» INSTRUÇÃO DADA 1:
Responda às perguntas abaixo com base no texto sobre o livro Parlare con Dio:
(a) Em que jornal foi publicado o artigo de Maria Grazia Ciani?
(b) Quantas páginas tem, aproximadamente, o ensaio de Umberto Curi?
(c) Em quantos capítulos o livro está dividido?
» INSTRUÇÃO DADA 2: Reproduza o trecho do texto sobre o livro Parlare con Dio que vai de "O livro está" até "se tornaram lugares-comuns.", incluindo as duas expressões.

» TEXTO FORNECIDO:
26 Junho 2024
"Onde a palavra se torna mais rara, a música irrompe: e é sobre a Matthäus-Passion de Bach que se encerra esse extraordinário capítulo dedicado a “A morte de Deus". Bach, ele próprio inefável entre os músicos, enfrenta o mistério com a plenitude de uma 'forma' que no fim permite vislumbrar a luz daquela transcendência que substitui o 'evento' insolúvel da vida humana", escreve Maria Grazia Ciani, em artigo publicado o caderno Alias Domenica, do jornal Il Manifesto, 23-06-2024. A tradução é de Luisa Rabolini.
O enorme desafio indicado pelo título corresponde a um ensaio de cerca de 150 páginas, em formato reduzido: Parlare con Dio (Conversar com Deus, em tradução livre) de Umberto Curi, professor emérito de História da Filosofia da Universidade de Pádua (Bollati Boringhieri “Temi”, € 15,00).
O livro está dividido em oito pequenos capítulos, de “As dez palavras" (uma reflexão sobre o relato do encontro entre o Senhor e Moisés) até "As bem-aventuranças" (evangelhos de Mateus e Lucas); de “Luz que ilumina as pessoas” (sobre a noção de tempo no Apocalipse de João) até “A morte de Deus” e “Falar de Deus”. Na conclusão há um “Epílogo” sobre o silêncio, que, tanto na poesia como na música, assume um significado fundamental, quase sempre esquecido ou mal compreendido, permitindo vislumbrar, por um instante, o abismo que engole certas situações e certas expressões que, com o tempo, se tornaram lugares-comuns.

» ENTRADAS DE DADOS:
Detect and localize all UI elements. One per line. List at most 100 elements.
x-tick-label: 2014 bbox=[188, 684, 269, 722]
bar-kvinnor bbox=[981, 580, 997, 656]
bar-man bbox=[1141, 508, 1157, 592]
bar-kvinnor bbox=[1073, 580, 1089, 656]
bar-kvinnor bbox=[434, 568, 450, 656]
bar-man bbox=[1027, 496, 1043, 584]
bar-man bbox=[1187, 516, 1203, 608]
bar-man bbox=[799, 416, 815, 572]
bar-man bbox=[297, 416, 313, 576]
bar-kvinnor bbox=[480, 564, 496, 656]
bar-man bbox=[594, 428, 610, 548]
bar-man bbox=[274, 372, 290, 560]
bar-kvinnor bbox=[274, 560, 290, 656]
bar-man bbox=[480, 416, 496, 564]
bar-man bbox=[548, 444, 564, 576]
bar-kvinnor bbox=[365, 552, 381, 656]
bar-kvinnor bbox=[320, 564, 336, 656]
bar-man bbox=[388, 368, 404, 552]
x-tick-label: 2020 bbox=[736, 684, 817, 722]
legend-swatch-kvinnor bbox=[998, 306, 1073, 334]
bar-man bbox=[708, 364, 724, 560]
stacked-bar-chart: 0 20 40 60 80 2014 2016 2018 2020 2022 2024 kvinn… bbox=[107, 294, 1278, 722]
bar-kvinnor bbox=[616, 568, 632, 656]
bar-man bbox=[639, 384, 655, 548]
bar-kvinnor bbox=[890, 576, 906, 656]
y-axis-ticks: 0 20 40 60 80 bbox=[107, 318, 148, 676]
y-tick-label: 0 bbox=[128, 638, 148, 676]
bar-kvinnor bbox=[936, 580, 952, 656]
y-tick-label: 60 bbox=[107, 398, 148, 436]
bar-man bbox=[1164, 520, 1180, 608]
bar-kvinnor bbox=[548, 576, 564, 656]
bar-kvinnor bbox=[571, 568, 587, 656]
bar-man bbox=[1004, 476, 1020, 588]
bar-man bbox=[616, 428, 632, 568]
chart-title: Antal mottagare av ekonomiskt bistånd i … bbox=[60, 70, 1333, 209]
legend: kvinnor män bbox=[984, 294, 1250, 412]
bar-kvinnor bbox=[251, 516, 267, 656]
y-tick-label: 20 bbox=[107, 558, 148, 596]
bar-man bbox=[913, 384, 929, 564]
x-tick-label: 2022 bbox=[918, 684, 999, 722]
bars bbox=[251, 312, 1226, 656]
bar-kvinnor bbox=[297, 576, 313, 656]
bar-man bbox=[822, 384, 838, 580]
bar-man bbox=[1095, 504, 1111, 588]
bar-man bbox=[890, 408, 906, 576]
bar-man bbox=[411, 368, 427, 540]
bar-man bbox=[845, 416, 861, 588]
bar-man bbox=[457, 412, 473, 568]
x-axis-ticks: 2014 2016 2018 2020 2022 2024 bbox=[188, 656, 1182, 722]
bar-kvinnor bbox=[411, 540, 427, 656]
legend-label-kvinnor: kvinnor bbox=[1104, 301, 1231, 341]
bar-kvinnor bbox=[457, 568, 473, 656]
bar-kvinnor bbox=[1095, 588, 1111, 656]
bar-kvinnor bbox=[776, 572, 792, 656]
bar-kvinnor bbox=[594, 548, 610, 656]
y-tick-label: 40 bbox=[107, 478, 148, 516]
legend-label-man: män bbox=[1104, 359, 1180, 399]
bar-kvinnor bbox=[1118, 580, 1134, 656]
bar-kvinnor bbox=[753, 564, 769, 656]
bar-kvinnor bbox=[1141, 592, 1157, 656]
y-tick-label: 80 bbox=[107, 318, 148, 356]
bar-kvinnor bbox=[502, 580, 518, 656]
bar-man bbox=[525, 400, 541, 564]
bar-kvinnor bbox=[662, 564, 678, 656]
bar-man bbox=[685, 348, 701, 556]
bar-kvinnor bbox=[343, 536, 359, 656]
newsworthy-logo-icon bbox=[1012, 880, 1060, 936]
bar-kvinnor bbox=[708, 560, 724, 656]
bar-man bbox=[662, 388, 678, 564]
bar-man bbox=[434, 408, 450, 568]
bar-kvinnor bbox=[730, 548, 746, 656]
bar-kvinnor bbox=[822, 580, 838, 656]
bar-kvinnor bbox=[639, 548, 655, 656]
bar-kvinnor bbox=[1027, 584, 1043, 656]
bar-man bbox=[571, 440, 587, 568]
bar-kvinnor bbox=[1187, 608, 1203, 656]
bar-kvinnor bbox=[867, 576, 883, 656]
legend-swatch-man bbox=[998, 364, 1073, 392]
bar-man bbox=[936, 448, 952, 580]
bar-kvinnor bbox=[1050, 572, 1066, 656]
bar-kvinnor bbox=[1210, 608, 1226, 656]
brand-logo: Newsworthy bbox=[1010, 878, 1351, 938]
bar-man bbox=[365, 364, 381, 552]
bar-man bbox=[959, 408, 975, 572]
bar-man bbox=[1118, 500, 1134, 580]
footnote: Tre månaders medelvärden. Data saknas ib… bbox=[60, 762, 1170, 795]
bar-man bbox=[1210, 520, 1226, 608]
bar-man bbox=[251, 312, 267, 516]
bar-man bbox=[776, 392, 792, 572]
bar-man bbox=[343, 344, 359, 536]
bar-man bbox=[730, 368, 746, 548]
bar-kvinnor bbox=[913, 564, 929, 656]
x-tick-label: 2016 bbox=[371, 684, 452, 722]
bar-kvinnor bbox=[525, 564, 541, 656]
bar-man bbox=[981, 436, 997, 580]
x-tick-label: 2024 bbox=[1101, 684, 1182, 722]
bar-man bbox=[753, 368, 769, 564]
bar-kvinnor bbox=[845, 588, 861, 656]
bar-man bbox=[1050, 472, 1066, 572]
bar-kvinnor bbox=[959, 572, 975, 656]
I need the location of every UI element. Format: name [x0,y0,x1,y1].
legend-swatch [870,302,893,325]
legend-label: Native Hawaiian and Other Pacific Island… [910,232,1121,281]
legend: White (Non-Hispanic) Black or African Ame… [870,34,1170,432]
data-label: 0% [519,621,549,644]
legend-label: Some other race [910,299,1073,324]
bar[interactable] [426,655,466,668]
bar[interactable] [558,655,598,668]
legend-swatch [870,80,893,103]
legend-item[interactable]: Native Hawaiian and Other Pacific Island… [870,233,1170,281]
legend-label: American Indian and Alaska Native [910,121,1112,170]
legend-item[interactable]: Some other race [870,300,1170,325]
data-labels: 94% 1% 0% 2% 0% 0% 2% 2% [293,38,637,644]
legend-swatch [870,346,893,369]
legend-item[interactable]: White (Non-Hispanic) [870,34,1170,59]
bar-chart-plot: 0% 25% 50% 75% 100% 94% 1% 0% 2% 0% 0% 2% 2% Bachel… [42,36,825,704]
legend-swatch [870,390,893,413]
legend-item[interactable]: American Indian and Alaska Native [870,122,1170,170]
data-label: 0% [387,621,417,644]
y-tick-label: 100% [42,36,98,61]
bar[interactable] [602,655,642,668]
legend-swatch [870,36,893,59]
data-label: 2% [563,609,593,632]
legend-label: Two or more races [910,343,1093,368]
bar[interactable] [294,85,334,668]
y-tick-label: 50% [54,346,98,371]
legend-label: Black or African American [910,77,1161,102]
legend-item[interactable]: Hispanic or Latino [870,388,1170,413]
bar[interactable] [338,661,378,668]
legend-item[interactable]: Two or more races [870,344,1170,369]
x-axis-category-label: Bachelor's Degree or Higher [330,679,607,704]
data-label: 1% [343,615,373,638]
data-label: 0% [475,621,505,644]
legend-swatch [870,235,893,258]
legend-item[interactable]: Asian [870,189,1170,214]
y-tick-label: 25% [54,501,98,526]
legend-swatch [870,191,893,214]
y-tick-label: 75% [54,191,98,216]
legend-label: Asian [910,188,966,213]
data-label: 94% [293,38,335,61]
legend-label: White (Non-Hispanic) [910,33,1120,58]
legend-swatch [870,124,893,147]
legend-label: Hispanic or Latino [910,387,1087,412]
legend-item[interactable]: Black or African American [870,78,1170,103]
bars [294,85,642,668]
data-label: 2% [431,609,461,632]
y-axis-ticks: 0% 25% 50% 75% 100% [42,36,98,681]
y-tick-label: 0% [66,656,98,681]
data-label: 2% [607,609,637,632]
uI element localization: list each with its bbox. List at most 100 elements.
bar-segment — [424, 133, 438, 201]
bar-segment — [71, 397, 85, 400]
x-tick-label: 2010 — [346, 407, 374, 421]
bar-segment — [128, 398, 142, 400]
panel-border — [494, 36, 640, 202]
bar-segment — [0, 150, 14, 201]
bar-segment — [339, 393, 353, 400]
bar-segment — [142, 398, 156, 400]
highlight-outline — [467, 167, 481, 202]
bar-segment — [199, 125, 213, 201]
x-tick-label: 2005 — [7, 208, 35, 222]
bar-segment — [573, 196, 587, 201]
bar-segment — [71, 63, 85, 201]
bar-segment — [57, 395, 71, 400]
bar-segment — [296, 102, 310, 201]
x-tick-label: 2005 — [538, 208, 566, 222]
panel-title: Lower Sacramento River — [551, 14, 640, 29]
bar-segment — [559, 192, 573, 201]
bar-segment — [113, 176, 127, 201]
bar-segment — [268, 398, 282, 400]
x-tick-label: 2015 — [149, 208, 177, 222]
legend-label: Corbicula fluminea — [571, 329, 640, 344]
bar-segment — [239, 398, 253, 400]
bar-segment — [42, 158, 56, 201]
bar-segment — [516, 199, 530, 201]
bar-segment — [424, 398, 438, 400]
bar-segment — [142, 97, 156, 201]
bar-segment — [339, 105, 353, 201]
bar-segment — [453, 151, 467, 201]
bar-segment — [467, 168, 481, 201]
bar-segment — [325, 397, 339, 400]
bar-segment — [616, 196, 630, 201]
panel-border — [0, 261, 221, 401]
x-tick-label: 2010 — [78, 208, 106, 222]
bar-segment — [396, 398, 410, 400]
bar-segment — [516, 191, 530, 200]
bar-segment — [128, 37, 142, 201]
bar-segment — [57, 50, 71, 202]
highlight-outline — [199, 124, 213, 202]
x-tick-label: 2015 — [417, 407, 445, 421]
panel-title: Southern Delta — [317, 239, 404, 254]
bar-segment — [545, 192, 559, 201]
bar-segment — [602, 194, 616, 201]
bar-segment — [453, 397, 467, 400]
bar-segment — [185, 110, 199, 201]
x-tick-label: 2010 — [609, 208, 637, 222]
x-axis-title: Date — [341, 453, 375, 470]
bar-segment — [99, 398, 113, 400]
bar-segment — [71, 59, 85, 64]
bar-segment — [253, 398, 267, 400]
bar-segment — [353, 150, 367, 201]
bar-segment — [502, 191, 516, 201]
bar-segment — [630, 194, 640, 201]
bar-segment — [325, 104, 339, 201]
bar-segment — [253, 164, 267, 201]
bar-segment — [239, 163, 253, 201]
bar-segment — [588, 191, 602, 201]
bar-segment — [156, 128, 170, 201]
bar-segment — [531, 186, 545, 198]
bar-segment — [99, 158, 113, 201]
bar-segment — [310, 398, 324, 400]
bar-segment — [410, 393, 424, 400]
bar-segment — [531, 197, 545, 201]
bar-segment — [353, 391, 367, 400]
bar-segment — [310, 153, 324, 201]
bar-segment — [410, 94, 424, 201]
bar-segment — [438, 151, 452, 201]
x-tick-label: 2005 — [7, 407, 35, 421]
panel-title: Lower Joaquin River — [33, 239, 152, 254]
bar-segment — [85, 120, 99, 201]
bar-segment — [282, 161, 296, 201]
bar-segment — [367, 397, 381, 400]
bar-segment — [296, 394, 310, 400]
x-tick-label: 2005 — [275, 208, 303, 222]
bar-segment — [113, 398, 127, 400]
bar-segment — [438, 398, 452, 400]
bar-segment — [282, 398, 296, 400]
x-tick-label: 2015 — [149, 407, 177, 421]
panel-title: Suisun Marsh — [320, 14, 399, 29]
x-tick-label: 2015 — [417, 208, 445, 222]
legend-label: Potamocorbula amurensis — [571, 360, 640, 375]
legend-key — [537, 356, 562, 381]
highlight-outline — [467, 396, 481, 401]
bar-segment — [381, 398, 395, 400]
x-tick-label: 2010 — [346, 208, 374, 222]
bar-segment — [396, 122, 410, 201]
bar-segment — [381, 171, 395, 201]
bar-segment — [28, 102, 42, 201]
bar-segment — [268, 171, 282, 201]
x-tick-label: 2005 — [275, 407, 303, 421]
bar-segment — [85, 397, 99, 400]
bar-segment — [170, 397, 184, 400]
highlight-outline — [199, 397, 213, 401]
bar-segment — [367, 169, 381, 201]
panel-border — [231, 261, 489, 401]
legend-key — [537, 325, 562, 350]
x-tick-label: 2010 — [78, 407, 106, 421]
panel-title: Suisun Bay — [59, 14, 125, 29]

» RESULTADO DA TAREFA 1:
(a) No jornal Il Manifesto, no caderno Alias Domenica.
(b) Cerca de 150 páginas.
(c) Em oito pequenos capítulos.

» RESULTADO DA TAREFA 2:
O livro está dividido em oito pequenos capítulos, de “As dez palavras" (uma reflexão sobre o relato do encontro entre o Senhor e Moisés) até "As bem-aventuranças" (evangelhos de Mateus e Lucas); de “Luz que ilumina as pessoas” (sobre a noção de tempo no Apocalipse de João) até “A morte de Deus” e “Falar de Deus”. Na conclusão há um “Epílogo” sobre o silêncio, que, tanto na poesia como na música, assume um significado fundamental, quase sempre esquecido ou mal compreendido, permitindo vislumbrar, por um instante, o abismo que engole certas situações e certas expressões que, com o tempo, se tornaram lugares-comuns.